Dataset items
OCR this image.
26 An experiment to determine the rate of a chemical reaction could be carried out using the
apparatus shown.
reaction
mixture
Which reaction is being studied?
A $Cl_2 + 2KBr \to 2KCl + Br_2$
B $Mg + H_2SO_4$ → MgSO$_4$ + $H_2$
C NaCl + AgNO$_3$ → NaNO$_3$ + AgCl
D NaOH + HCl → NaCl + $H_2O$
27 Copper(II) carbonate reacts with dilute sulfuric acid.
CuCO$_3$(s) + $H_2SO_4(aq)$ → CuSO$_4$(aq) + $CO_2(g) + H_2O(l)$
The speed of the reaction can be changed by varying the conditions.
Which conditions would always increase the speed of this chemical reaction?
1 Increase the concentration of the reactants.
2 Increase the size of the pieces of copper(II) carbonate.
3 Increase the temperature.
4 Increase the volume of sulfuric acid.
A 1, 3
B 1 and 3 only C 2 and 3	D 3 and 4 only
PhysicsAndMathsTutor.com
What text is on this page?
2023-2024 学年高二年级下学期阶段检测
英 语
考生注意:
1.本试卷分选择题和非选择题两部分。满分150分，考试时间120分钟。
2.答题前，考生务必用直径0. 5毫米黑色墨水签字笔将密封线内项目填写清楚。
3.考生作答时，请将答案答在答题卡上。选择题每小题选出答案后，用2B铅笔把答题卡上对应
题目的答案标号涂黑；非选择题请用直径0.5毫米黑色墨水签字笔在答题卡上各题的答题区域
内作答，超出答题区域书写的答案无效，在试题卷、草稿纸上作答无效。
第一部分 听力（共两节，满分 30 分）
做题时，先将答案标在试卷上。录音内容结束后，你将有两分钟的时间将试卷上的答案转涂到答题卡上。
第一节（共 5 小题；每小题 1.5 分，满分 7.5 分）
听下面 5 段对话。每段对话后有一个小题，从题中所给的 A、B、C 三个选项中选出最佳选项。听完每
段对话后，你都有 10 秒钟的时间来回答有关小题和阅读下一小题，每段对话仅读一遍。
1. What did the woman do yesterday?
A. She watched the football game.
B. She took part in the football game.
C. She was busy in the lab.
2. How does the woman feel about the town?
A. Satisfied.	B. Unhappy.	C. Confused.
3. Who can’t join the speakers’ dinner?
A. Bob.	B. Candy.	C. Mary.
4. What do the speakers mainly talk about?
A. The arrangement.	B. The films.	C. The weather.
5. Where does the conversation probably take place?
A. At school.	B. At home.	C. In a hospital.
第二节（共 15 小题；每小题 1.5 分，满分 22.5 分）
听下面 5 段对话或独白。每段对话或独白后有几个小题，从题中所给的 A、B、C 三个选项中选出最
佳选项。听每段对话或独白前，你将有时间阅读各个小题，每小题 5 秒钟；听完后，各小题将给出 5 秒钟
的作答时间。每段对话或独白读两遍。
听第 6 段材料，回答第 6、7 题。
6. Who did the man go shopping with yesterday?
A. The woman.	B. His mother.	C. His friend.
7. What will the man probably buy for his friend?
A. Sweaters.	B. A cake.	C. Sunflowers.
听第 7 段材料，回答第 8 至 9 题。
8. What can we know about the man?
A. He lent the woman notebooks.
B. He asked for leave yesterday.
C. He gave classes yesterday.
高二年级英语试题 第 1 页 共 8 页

■ Job
Show each line holding the word "does".

■ Expected answer
2. How does the woman feel about the town?
5. Where does the conversation probably take place?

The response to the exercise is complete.